**Source data**

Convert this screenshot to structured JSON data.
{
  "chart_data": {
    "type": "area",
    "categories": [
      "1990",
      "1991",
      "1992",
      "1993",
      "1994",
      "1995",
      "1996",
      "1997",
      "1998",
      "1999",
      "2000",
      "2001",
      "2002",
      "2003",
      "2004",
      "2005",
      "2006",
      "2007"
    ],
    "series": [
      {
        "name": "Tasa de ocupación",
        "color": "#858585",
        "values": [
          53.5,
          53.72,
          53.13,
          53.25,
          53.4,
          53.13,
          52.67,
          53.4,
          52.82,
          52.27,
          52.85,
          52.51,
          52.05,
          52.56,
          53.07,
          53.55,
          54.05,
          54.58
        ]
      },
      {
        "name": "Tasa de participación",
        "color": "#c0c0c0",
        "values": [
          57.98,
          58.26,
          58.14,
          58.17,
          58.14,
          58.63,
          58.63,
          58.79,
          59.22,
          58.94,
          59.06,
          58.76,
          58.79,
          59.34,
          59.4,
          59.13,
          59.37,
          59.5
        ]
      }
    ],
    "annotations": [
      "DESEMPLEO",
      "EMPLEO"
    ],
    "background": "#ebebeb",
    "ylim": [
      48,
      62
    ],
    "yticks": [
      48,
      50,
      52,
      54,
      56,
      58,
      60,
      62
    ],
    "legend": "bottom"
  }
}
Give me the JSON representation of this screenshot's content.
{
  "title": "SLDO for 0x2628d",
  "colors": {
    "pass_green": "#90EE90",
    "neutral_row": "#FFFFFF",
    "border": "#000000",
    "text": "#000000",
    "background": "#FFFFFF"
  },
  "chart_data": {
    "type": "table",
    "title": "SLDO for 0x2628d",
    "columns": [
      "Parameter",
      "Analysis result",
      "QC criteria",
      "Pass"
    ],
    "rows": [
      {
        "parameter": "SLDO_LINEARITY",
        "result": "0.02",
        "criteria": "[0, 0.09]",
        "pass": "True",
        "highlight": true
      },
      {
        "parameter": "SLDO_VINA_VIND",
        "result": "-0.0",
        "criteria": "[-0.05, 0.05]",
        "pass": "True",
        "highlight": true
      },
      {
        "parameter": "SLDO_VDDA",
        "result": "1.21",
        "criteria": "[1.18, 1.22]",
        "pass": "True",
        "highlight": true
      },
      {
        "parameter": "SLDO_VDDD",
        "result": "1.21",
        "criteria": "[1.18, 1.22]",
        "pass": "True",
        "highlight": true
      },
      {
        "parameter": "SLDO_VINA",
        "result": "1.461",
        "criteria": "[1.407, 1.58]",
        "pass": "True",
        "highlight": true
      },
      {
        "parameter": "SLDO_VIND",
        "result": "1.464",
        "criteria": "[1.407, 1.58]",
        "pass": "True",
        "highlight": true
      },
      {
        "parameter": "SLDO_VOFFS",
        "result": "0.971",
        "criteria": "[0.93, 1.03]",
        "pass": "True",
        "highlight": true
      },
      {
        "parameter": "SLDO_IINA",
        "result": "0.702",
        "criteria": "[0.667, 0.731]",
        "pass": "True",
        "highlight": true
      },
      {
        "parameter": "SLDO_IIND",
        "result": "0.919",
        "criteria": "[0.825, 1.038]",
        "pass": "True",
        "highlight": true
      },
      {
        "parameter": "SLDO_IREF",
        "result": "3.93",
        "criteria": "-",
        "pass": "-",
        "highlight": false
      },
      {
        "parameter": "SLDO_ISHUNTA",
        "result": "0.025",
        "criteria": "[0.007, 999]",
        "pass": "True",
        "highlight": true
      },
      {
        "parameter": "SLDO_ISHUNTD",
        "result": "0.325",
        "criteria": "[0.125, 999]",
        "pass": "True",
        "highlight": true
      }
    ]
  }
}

**Instructions to follow**
Reproduce every entry shown above, precisely as it stands.

**Solution to this exercise**
Convert this screenshot to structured JSON data.
{
  "chart_data": {
    "type": "area",
    "categories": [
      "1990",
      "1991",
      "1992",
      "1993",
      "1994",
      "1995",
      "1996",
      "1997",
      "1998",
      "1999",
      "2000",
      "2001",
      "2002",
      "2003",
      "2004",
      "2005",
      "2006",
      "2007"
    ],
    "series": [
      {
        "name": "Tasa de ocupación",
        "color": "#858585",
        "values": [
          53.5,
          53.72,
          53.13,
          53.25,
          53.4,
          53.13,
          52.67,
          53.4,
          52.82,
          52.27,
          52.85,
          52.51,
          52.05,
          52.56,
          53.07,
          53.55,
          54.05,
          54.58
        ]
      },
      {
        "name": "Tasa de participación",
        "color": "#c0c0c0",
        "values": [
          57.98,
          58.26,
          58.14,
          58.17,
          58.14,
          58.63,
          58.63,
          58.79,
          59.22,
          58.94,
          59.06,
          58.76,
          58.79,
          59.34,
          59.4,
          59.13,
          59.37,
          59.5
        ]
      }
    ],
    "annotations": [
      "DESEMPLEO",
      "EMPLEO"
    ],
    "background": "#ebebeb",
    "ylim": [
      48,
      62
    ],
    "yticks": [
      48,
      50,
      52,
      54,
      56,
      58,
      60,
      62
    ],
    "legend": "bottom"
  }
}
Give me the JSON representation of this screenshot's content.
{
  "title": "SLDO for 0x2628d",
  "colors": {
    "pass_green": "#90EE90",
    "neutral_row": "#FFFFFF",
    "border": "#000000",
    "text": "#000000",
    "background": "#FFFFFF"
  },
  "chart_data": {
    "type": "table",
    "title": "SLDO for 0x2628d",
    "columns": [
      "Parameter",
      "Analysis result",
      "QC criteria",
      "Pass"
    ],
    "rows": [
      {
        "parameter": "SLDO_LINEARITY",
        "result": "0.02",
        "criteria": "[0, 0.09]",
        "pass": "True",
        "highlight": true
      },
      {
        "parameter": "SLDO_VINA_VIND",
        "result": "-0.0",
        "criteria": "[-0.05, 0.05]",
        "pass": "True",
        "highlight": true
      },
      {
        "parameter": "SLDO_VDDA",
        "result": "1.21",
        "criteria": "[1.18, 1.22]",
        "pass": "True",
        "highlight": true
      },
      {
        "parameter": "SLDO_VDDD",
        "result": "1.21",
        "criteria": "[1.18, 1.22]",
        "pass": "True",
        "highlight": true
      },
      {
        "parameter": "SLDO_VINA",
        "result": "1.461",
        "criteria": "[1.407, 1.58]",
        "pass": "True",
        "highlight": true
      },
      {
        "parameter": "SLDO_VIND",
        "result": "1.464",
        "criteria": "[1.407, 1.58]",
        "pass": "True",
        "highlight": true
      },
      {
        "parameter": "SLDO_VOFFS",
        "result": "0.971",
        "criteria": "[0.93, 1.03]",
        "pass": "True",
        "highlight": true
      },
      {
        "parameter": "SLDO_IINA",
        "result": "0.702",
        "criteria": "[0.667, 0.731]",
        "pass": "True",
        "highlight": true
      },
      {
        "parameter": "SLDO_IIND",
        "result": "0.919",
        "criteria": "[0.825, 1.038]",
        "pass": "True",
        "highlight": true
      },
      {
        "parameter": "SLDO_IREF",
        "result": "3.93",
        "criteria": "-",
        "pass": "-",
        "highlight": false
      },
      {
        "parameter": "SLDO_ISHUNTA",
        "result": "0.025",
        "criteria": "[0.007, 999]",
        "pass": "True",
        "highlight": true
      },
      {
        "parameter": "SLDO_ISHUNTD",
        "result": "0.325",
        "criteria": "[0.125, 999]",
        "pass": "True",
        "highlight": true
      }
    ]
  }
}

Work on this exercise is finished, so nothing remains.